Records from a dataset
==================================================

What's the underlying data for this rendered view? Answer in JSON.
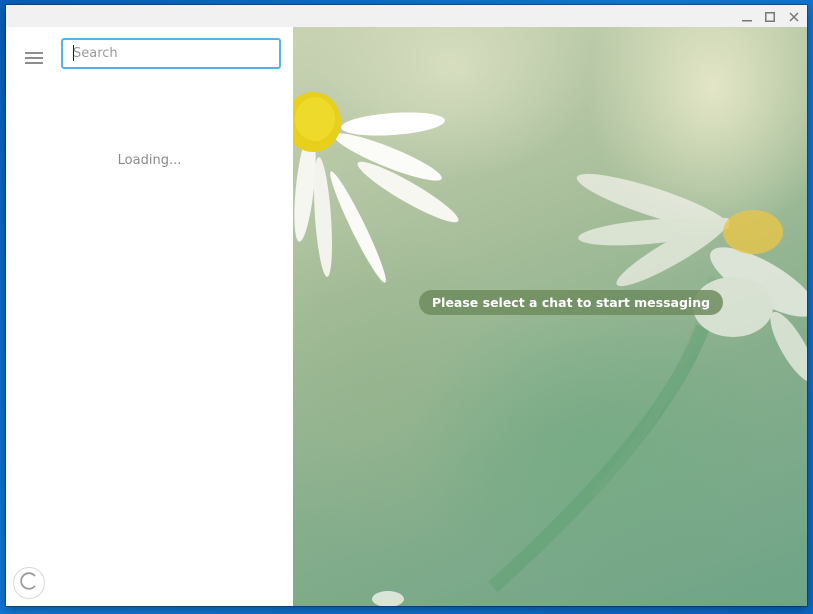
{
  "window": {
    "controls": {
      "minimize_icon": "minimize-icon",
      "maximize_icon": "maximize-icon",
      "close_icon": "close-icon"
    }
  },
  "sidebar": {
    "menu_icon": "hamburger-menu-icon",
    "search": {
      "placeholder": "Search",
      "value": ""
    },
    "loading_text": "Loading...",
    "spinner_icon": "loading-spinner-icon"
  },
  "chat": {
    "empty_state_text": "Please select a chat to start messaging"
  },
  "colors": {
    "accent": "#54b3ea",
    "pill_background": "#6e8c5f",
    "desktop_background": "#1178d6"
  }
}
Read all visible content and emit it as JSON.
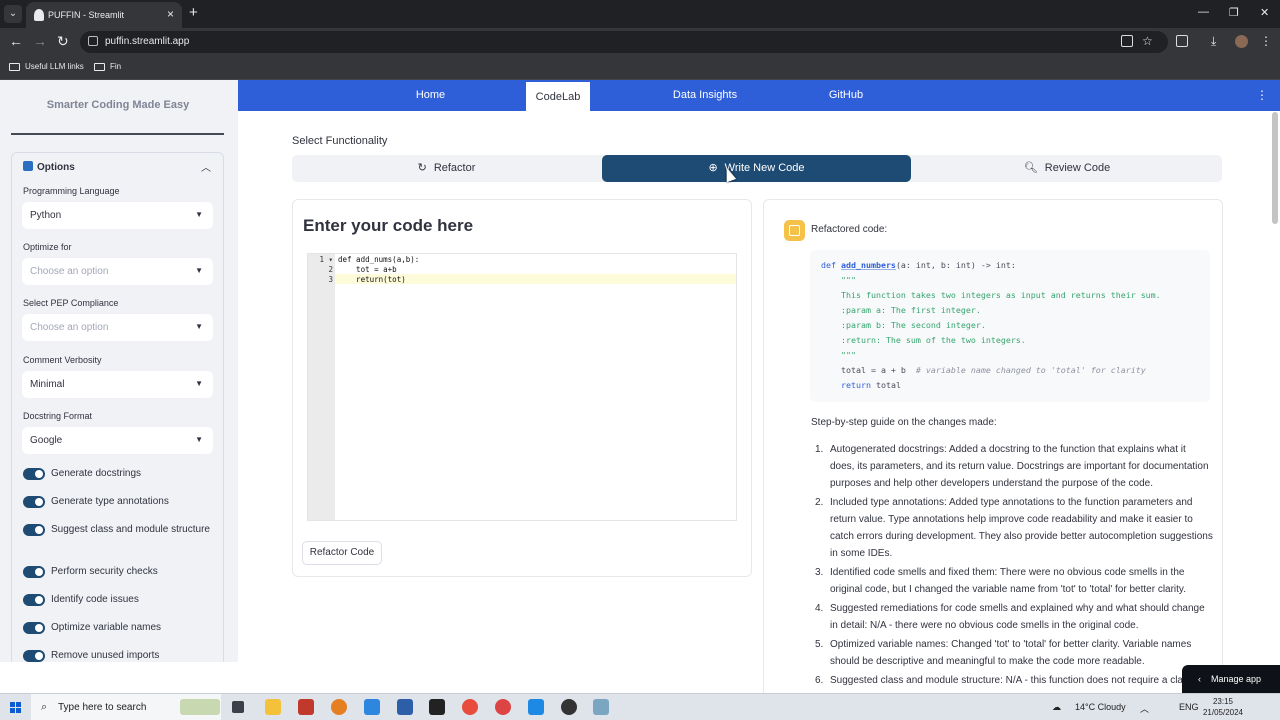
{
  "browser": {
    "tab_title": "PUFFIN - Streamlit",
    "url": "puffin.streamlit.app",
    "bookmarks": [
      "Useful LLM links",
      "Fin"
    ]
  },
  "sidebar": {
    "title": "Smarter Coding Made Easy",
    "options_label": "Options",
    "fields": [
      {
        "label": "Programming Language",
        "value": "Python",
        "placeholder": false
      },
      {
        "label": "Optimize for",
        "value": "Choose an option",
        "placeholder": true
      },
      {
        "label": "Select PEP Compliance",
        "value": "Choose an option",
        "placeholder": true
      },
      {
        "label": "Comment Verbosity",
        "value": "Minimal",
        "placeholder": false
      },
      {
        "label": "Docstring Format",
        "value": "Google",
        "placeholder": false
      }
    ],
    "toggles": [
      {
        "label": "Generate docstrings",
        "on": true
      },
      {
        "label": "Generate type annotations",
        "on": true
      },
      {
        "label": "Suggest class and module structure",
        "on": true
      },
      {
        "label": "Perform security checks",
        "on": true
      },
      {
        "label": "Identify code issues",
        "on": true
      },
      {
        "label": "Optimize variable names",
        "on": true
      },
      {
        "label": "Remove unused imports",
        "on": true
      }
    ]
  },
  "nav": {
    "items": [
      "Home",
      "CodeLab",
      "Data Insights",
      "GitHub"
    ],
    "active": "CodeLab"
  },
  "functionality": {
    "label": "Select Functionality",
    "options": [
      "Refactor",
      "Write New Code",
      "Review Code"
    ],
    "selected": "Write New Code"
  },
  "editor": {
    "heading": "Enter your code here",
    "lines": [
      "def add_nums(a,b):",
      "    tot = a+b",
      "    return(tot)"
    ],
    "button": "Refactor Code"
  },
  "output": {
    "heading": "Refactored code:",
    "code": [
      "def add_numbers(a: int, b: int) -> int:",
      "    \"\"\"",
      "    This function takes two integers as input and returns their sum.",
      "    :param a: The first integer.",
      "    :param b: The second integer.",
      "    :return: The sum of the two integers.",
      "    \"\"\"",
      "    total = a + b  # variable name changed to 'total' for clarity",
      "    return total"
    ],
    "guide_heading": "Step-by-step guide on the changes made:",
    "steps": [
      "Autogenerated docstrings: Added a docstring to the function that explains what it does, its parameters, and its return value. Docstrings are important for documentation purposes and help other developers understand the purpose of the code.",
      "Included type annotations: Added type annotations to the function parameters and return value. Type annotations help improve code readability and make it easier to catch errors during development. They also provide better autocompletion suggestions in some IDEs.",
      "Identified code smells and fixed them: There were no obvious code smells in the original code, but I changed the variable name from 'tot' to 'total' for better clarity.",
      "Suggested remediations for code smells and explained why and what should change in detail: N/A - there were no obvious code smells in the original code.",
      "Optimized variable names: Changed 'tot' to 'total' for better clarity. Variable names should be descriptive and meaningful to make the code more readable.",
      "Suggested class and module structure: N/A - this function does not require a clas"
    ]
  },
  "manage_app": "Manage app",
  "taskbar": {
    "search_placeholder": "Type here to search",
    "weather": "14°C  Cloudy",
    "lang": "ENG",
    "time": "23:15",
    "date": "21/05/2024"
  }
}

==================================================

**Exercise directions:**
Check every line for "help" and show the ones that have it.

**Output below:**
      "Autogenerated docstrings: Added a docstring to the function that explains what it does, its parameters, and its return value. Docstrings are important for documentation purposes and help other developers understand the purpose of the code.",
      "Included type annotations: Added type annotations to the function parameters and return value. Type annotations help improve code readability and make it easier to catch errors during development. They also provide better autocompletion suggestions in some IDEs.",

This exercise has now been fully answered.